| GOAL OF THE EXERCISE |
Report back each line of the records that contains the string "τοὺς".

| DATA SHOWN |
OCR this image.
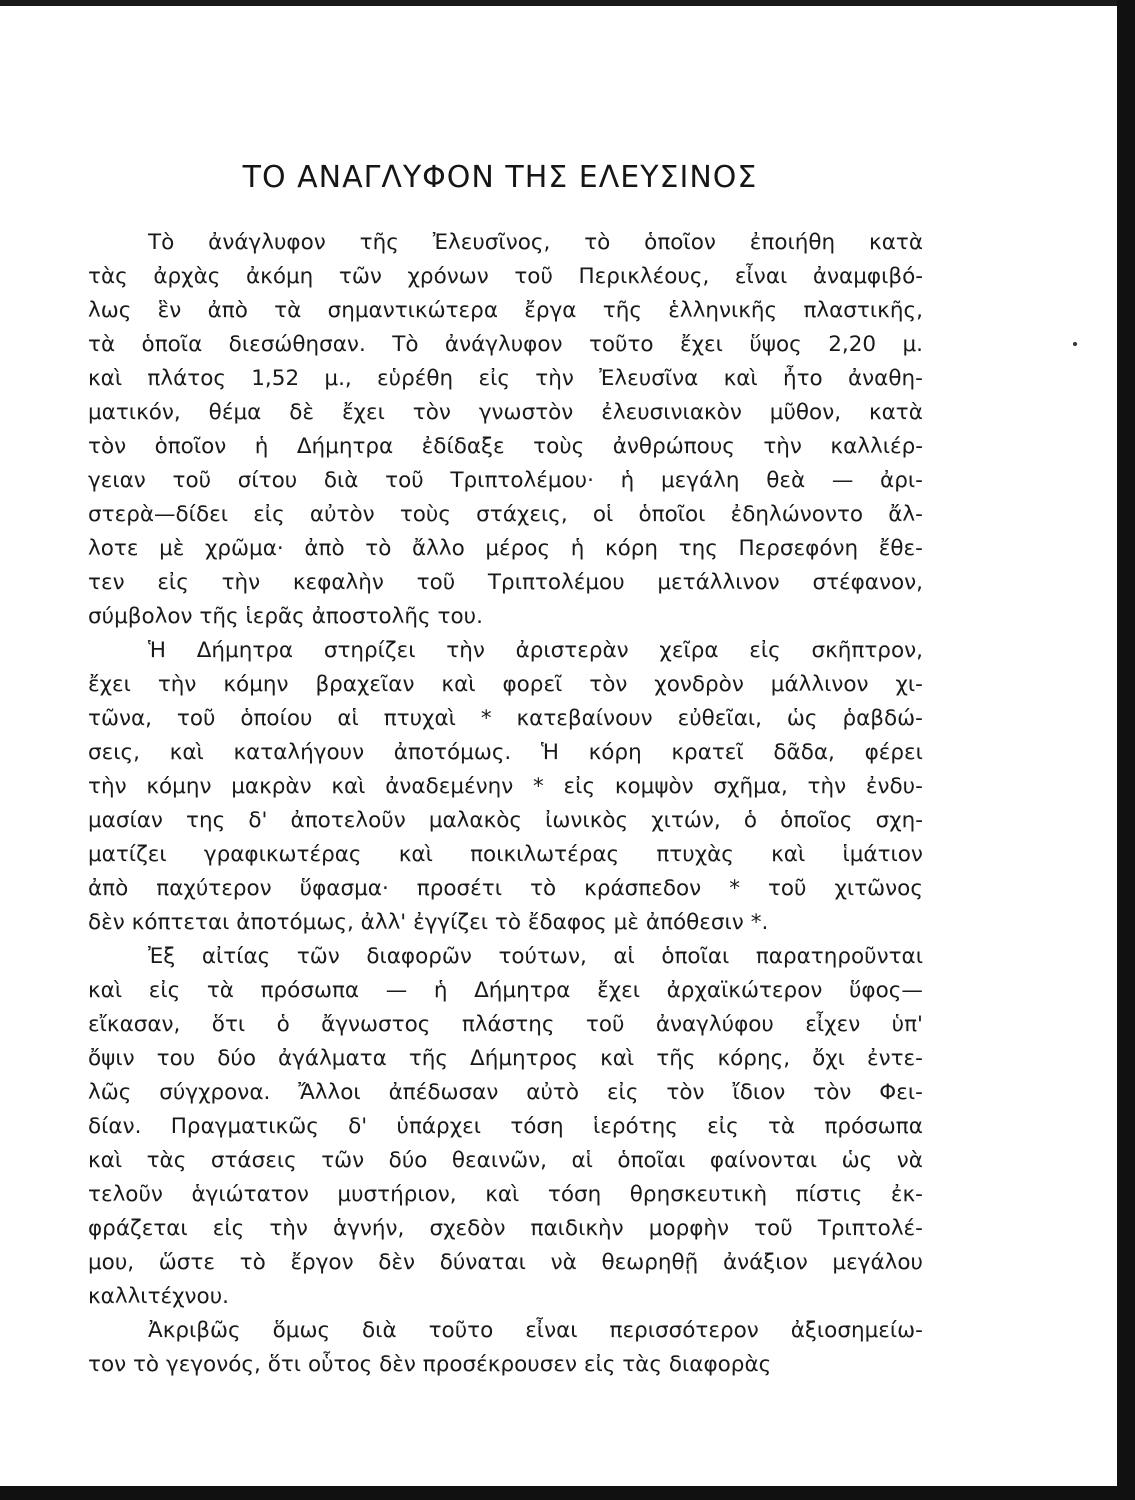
ΤΟ ΑΝΑΓΛΥΦΟΝ ΤΗΣ ΕΛΕΥΣΙΝΟΣ
Τὸ ἀνάγλυφον τῆς Ἐλευσῖνος, τὸ ὁποῖον ἐποιήθη κατὰ
τὰς ἀρχὰς ἀκόμη τῶν χρόνων τοῦ Περικλέους, εἶναι ἀναμφιβό-
λως ἓν ἀπὸ τὰ σημαντικώτερα ἔργα τῆς ἑλληνικῆς πλαστικῆς,
τὰ ὁποῖα διεσώθησαν. Τὸ ἀνάγλυφον τοῦτο ἔχει ὕψος 2,20 μ.
καὶ πλάτος 1,52 μ., εὑρέθη εἰς τὴν Ἐλευσῖνα καὶ ἦτο ἀναθη-
ματικόν, θέμα δὲ ἔχει τὸν γνωστὸν ἐλευσινιακὸν μῦθον, κατὰ
τὸν ὁποῖον ἡ Δήμητρα ἐδίδαξε τοὺς ἀνθρώπους τὴν καλλιέρ-
γειαν τοῦ σίτου διὰ τοῦ Τριπτολέμου· ἡ μεγάλη θεὰ — ἀρι-
στερὰ—δίδει εἰς αὐτὸν τοὺς στάχεις, οἱ ὁποῖοι ἐδηλώνοντο ἄλ-
λοτε μὲ χρῶμα· ἀπὸ τὸ ἄλλο μέρος ἡ κόρη της Περσεφόνη ἔθε-
τεν εἰς τὴν κεφαλὴν τοῦ Τριπτολέμου μετάλλινον στέφανον,
σύμβολον τῆς ἱερᾶς ἀποστολῆς του.
Ἡ Δήμητρα στηρίζει τὴν ἀριστερὰν χεῖρα εἰς σκῆπτρον,
ἔχει τὴν κόμην βραχεῖαν καὶ φορεῖ τὸν χονδρὸν μάλλινον χι-
τῶνα, τοῦ ὁποίου αἱ πτυχαὶ * κατεβαίνουν εὐθεῖαι, ὡς ῥαβδώ-
σεις, καὶ καταλήγουν ἀποτόμως. Ἡ κόρη κρατεῖ δᾶδα, φέρει
τὴν κόμην μακρὰν καὶ ἀναδεμένην * εἰς κομψὸν σχῆμα, τὴν ἐνδυ-
μασίαν της δ' ἀποτελοῦν μαλακὸς ἰωνικὸς χιτών, ὁ ὁποῖος σχη-
ματίζει γραφικωτέρας καὶ ποικιλωτέρας πτυχὰς καὶ ἱμάτιον
ἀπὸ παχύτερον ὕφασμα· προσέτι τὸ κράσπεδον * τοῦ χιτῶνος
δὲν κόπτεται ἀποτόμως, ἀλλ' ἐγγίζει τὸ ἔδαφος μὲ ἀπόθεσιν *.
Ἐξ αἰτίας τῶν διαφορῶν τούτων, αἱ ὁποῖαι παρατηροῦνται
καὶ εἰς τὰ πρόσωπα — ἡ Δήμητρα ἔχει ἀρχαϊκώτερον ὕφος—
εἴκασαν, ὅτι ὁ ἄγνωστος πλάστης τοῦ ἀναγλύφου εἶχεν ὑπ'
ὄψιν του δύο ἀγάλματα τῆς Δήμητρος καὶ τῆς κόρης, ὄχι ἐντε-
λῶς σύγχρονα. Ἄλλοι ἀπέδωσαν αὐτὸ εἰς τὸν ἴδιον τὸν Φει-
δίαν. Πραγματικῶς δ' ὑπάρχει τόση ἱερότης εἰς τὰ πρόσωπα
καὶ τὰς στάσεις τῶν δύο θεαινῶν, αἱ ὁποῖαι φαίνονται ὡς νὰ
τελοῦν ἁγιώτατον μυστήριον, καὶ τόση θρησκευτικὴ πίστις ἐκ-
φράζεται εἰς τὴν ἁγνήν, σχεδὸν παιδικὴν μορφὴν τοῦ Τριπτολέ-
μου, ὥστε τὸ ἔργον δὲν δύναται νὰ θεωρηθῇ ἀνάξιον μεγάλου
καλλιτέχνου.
Ἀκριβῶς ὅμως διὰ τοῦτο εἶναι περισσότερον ἀξιοσημείω-
τον τὸ γεγονός, ὅτι οὗτος δὲν προσέκρουσεν εἰς τὰς διαφορὰς
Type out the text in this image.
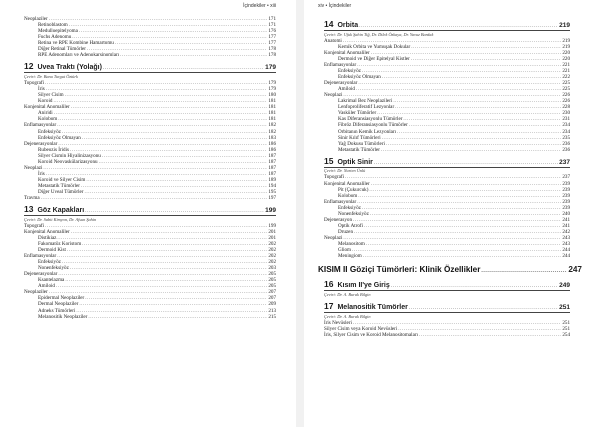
İçindekiler • xiii
Neoplaziler .....	171
Retinoblastom .....	171
Medulloepitelyoma .....	176
Fuchs Adenomu .....	177
Retina ve RPE Kombine Hamartomu .....	177
Diğer Retinal Tümörler .....	178
RPE Adenomları ve Adenokarsinomları .....	178
12 Uvea Traktı (Yolağı) .....	179
Çeviri: Dr. Banu Turgut Öztürk
Topografi .....	179
İris .....	179
Silyer Cisim .....	180
Koroid .....	181
Konjenital Anomaliler .....	181
Aniridi .....	181
Kolobom .....	181
Enflamasyonlar .....	182
Enfeksiyöz .....	182
Enfeksiyöz Olmayan .....	183
Dejenerasyonlar .....	186
Rubeozis İridis .....	186
Silyer Cismin Hiyalinizasyonu .....	187
Koroid Neovaskülarizasyonu .....	187
Neoplazi .....	187
İris .....	187
Koroid ve Silyer Cisim .....	189
Metastatik Tümörler .....	194
Diğer Uveal Tümörler .....	195
Travma .....	197
13 Göz Kapakları .....	199
Çeviri: Dr. Sabit Kimyon, Dr. Afsun Şahin
Topografi .....	199
Konjenital Anomaliler .....	201
Distikiaz .....	201
Fakomatöz Koristom .....	202
Dermoid Kist .....	202
Enflamasyonlar .....	202
Enfeksiyöz .....	202
Nonenfeksiyöz .....	203
Dejenerasyonlar .....	205
Ksantelazma .....	205
Amiloid .....	205
Neoplaziler .....	207
Epidermal Neoplaziler .....	207
Dermal Neoplaziler .....	209
Adneks Tümörleri .....	213
Melanositik Neoplaziler .....	215
xiv • İçindekiler
14 Orbita .....	219
Çeviri: Dr. Ufuk Şahin Tiğ, Dr. Dilek Özkaya, Dr. Yavuz Bardak
Anatomi .....	219
Kemik Orbita ve Yumuşak Dokular .....	219
Konjenital Anomaliler .....	220
Dermoid ve Diğer Epitelyal Kistler .....	220
Enflamasyonlar .....	221
Enfeksiyöz .....	221
Enfeksiyöz Olmayan .....	222
Dejenerasyonlar .....	225
Amiloid .....	225
Neoplazi .....	226
Lakrimal Bez Neoplazileri .....	226
Lenfoproliferatif Lezyonlar .....	228
Vasküler Tümörler .....	230
Kas Diferansiasyonlu Tümörler .....	231
Fibröz Diferansiasyonlu Tümörler .....	234
Orbitanın Kemik Lezyonları .....	234
Sinir Kılıf Tümörleri .....	235
Yağ Dokusu Tümörleri .....	236
Metastatik Tümörler .....	236
15 Optik Sinir .....	237
Çeviri: Dr. Nurten Ünlü
Topografi .....	237
Konjenital Anomaliler .....	239
Pit (Çukurcuk) .....	239
Kolobom .....	239
Enflamasyonlar .....	239
Enfeksiyöz .....	239
Nonenfeksiyöz .....	240
Dejenerasyon .....	241
Optik Atrofi .....	241
Druzen .....	242
Neoplazi .....	243
Melanositom .....	243
Gliom .....	244
Meningiom .....	244
KISIM II Göziçi Tümörleri: Klinik Özellikler .....	247
16 Kısım II'ye Giriş .....	249
Çeviri: Dr. A. Burak Bilgin
17 Melanositik Tümörler .....	251
Çeviri: Dr. A. Burak Bilgin
İris Nevüsleri .....	251
Silyer Cisim veya Koroid Nevüsleri .....	251
İris, Silyer Cisim ve Koroid Melanositomaları .....	254
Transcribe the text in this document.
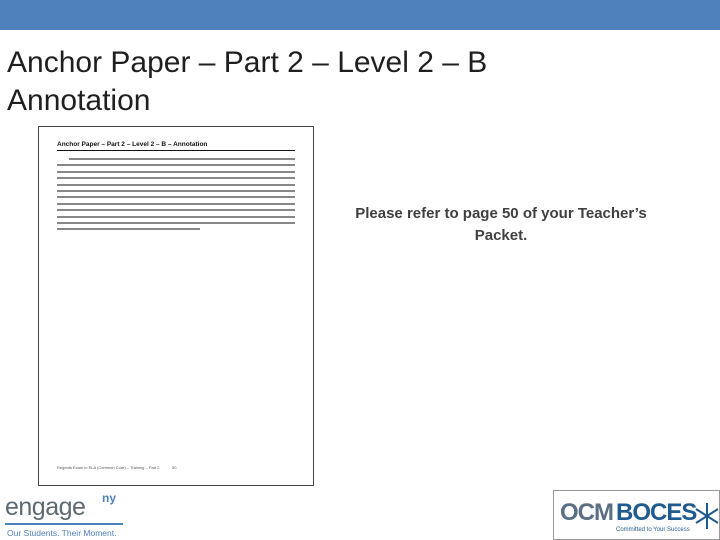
Anchor Paper – Part 2 – Level 2 – B Annotation
Anchor Paper – Part 2 – Level 2 – B – Annotation
Regents Exam in ELA (Common Core) – Training – Part 2	50
Please refer to page 50 of your Teacher’s Packet.
engage ny
Our Students. Their Moment.
OCM BOCES
Committed to Your Success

| THE RESPONSE |
τὸν ὁποῖον ἡ Δήμητρα ἐδίδαξε τοὺς ἀνθρώπους τὴν καλλιέρ-
στερὰ—δίδει εἰς αὐτὸν τοὺς στάχεις, οἱ ὁποῖοι ἐδηλώνοντο ἄλ-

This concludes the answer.